◆ **GOAL**
Note each line where "znaky" appears, and copy it.

◆ **ROWS**
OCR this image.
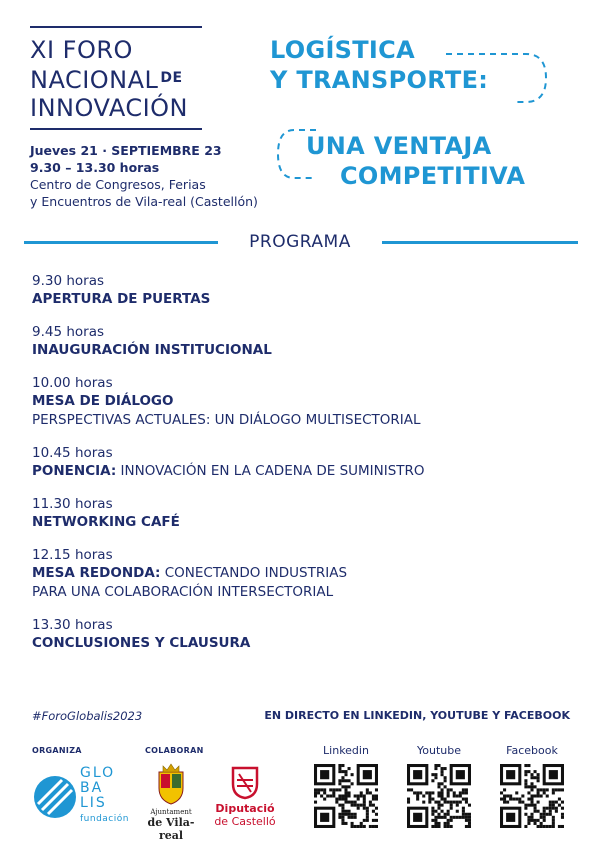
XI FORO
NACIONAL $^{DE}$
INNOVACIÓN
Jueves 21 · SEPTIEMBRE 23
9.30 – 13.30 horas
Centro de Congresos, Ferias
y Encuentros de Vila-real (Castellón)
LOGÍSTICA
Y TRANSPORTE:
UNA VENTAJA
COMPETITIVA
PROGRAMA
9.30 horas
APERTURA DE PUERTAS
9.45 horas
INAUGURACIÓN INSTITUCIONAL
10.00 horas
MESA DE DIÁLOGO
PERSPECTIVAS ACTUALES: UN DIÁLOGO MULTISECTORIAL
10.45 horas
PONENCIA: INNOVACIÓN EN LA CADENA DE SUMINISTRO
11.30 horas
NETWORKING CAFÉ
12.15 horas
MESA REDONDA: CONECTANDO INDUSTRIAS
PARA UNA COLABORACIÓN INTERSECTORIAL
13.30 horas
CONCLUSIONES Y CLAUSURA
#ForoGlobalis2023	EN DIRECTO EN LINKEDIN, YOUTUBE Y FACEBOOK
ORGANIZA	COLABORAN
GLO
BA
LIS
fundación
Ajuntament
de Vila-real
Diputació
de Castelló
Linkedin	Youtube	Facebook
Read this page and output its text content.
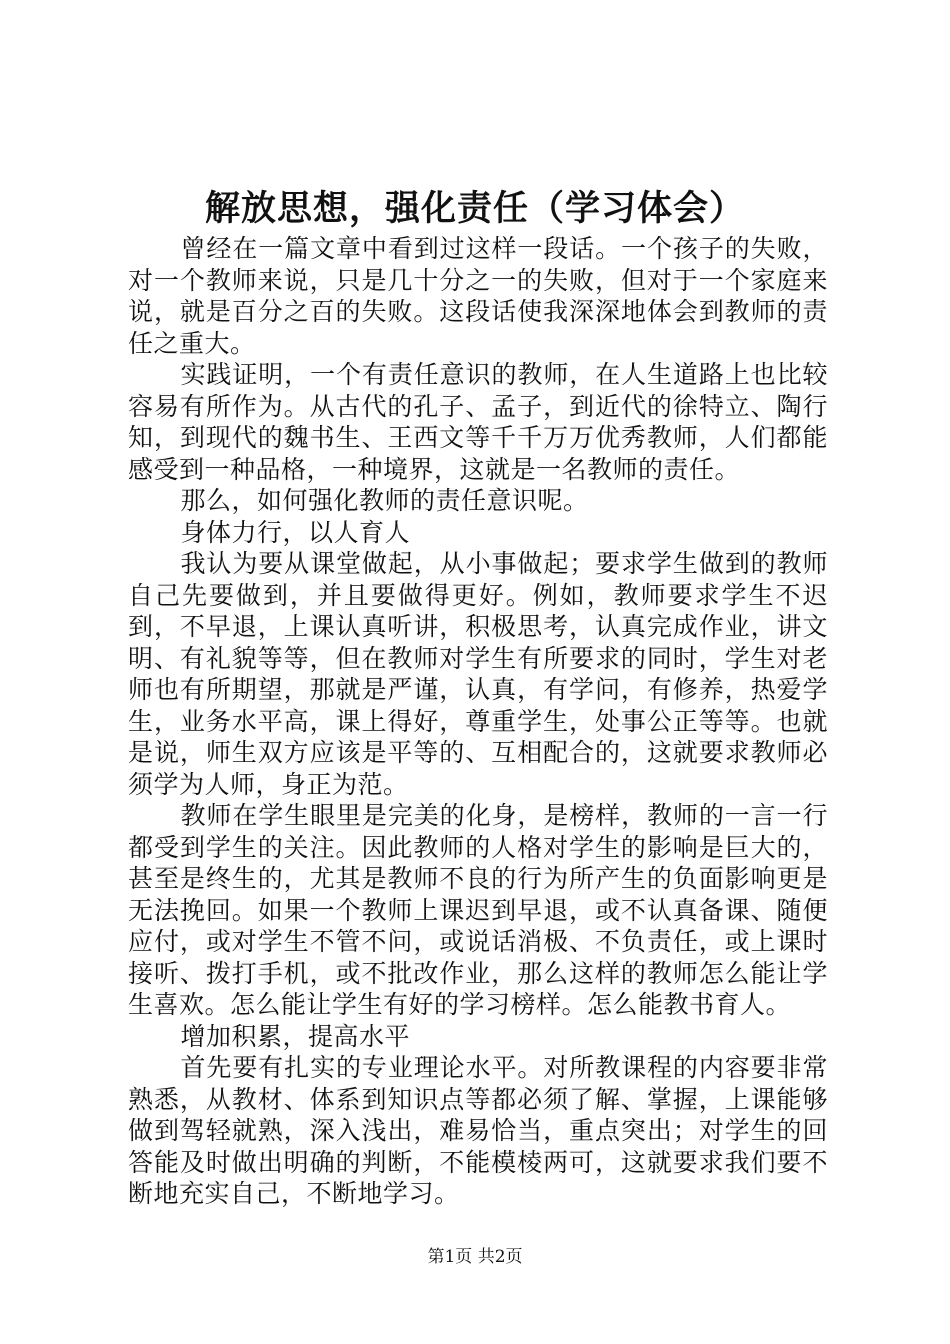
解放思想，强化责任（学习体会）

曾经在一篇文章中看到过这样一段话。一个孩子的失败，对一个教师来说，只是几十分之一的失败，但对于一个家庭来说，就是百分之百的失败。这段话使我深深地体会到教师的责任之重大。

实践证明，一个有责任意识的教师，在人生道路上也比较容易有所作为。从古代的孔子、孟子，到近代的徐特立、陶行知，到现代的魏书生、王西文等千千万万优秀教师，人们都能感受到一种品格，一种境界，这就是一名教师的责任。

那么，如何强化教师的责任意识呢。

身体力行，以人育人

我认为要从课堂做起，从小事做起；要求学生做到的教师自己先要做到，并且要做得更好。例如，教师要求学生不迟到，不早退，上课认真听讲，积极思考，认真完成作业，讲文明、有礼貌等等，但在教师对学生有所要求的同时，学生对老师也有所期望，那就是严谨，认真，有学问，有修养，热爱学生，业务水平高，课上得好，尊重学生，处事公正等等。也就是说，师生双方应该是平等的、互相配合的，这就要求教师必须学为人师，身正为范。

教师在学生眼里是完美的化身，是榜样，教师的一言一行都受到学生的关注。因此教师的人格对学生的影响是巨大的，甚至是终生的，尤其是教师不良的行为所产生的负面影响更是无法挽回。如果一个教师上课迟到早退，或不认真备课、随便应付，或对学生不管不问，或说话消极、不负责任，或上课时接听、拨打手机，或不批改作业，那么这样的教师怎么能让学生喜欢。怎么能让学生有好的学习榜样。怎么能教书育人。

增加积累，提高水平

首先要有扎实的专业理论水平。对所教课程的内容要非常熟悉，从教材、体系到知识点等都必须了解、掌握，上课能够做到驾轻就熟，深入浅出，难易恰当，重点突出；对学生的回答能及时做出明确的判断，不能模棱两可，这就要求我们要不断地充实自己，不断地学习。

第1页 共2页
==
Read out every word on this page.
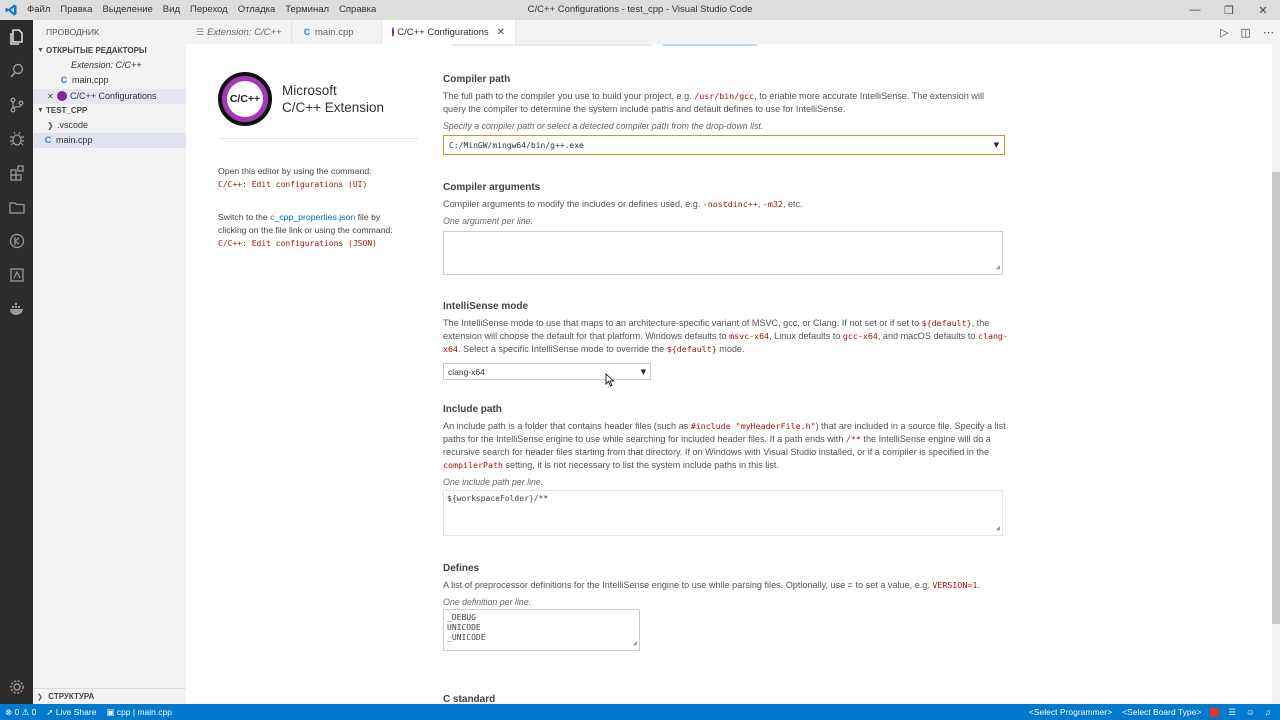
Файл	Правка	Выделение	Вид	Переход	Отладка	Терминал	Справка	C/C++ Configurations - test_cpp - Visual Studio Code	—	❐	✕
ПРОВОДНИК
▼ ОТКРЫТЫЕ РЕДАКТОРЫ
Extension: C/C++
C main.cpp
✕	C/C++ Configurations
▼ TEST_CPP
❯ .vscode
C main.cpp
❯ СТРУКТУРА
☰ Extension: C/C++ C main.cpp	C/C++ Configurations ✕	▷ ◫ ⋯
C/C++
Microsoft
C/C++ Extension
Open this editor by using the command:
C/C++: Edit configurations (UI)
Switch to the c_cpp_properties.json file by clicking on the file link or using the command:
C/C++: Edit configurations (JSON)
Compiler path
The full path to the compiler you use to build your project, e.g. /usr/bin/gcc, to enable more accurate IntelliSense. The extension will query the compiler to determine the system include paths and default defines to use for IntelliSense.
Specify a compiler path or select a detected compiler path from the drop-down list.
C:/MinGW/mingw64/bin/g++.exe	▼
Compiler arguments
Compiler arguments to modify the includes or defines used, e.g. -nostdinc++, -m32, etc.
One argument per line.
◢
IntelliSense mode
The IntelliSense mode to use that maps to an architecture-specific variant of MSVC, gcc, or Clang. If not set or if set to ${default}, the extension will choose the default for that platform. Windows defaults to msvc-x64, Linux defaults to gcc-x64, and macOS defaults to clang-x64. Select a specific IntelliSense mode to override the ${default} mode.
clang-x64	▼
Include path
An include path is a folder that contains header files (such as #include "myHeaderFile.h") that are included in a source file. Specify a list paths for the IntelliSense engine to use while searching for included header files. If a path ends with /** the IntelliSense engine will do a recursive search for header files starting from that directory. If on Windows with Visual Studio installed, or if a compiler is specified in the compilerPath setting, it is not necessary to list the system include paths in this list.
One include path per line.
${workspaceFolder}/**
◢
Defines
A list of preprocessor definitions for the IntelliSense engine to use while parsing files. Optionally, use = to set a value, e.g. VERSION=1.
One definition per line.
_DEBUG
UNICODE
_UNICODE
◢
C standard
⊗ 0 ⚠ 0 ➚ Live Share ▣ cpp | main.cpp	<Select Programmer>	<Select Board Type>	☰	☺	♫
---
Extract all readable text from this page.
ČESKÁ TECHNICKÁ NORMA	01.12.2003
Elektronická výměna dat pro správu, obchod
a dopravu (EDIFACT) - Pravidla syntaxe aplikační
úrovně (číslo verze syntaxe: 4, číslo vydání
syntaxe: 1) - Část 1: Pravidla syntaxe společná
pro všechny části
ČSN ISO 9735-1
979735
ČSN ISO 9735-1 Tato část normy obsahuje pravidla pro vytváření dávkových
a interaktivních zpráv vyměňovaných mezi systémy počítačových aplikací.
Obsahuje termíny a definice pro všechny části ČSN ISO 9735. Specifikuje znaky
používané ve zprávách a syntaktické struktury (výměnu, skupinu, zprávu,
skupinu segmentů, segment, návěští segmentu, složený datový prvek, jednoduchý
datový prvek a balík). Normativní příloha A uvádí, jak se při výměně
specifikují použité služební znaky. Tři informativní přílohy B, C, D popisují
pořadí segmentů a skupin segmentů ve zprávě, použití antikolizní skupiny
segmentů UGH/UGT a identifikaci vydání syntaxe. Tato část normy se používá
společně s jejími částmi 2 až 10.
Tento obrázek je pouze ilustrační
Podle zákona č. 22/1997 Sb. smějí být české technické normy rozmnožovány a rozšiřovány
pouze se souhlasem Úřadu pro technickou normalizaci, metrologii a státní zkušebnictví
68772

◆ **EXPECTED ANSWER**
Obsahuje termíny a definice pro všechny části ČSN ISO 9735. Specifikuje znaky
specifikují použité služební znaky. Tři informativní přílohy B, C, D popisují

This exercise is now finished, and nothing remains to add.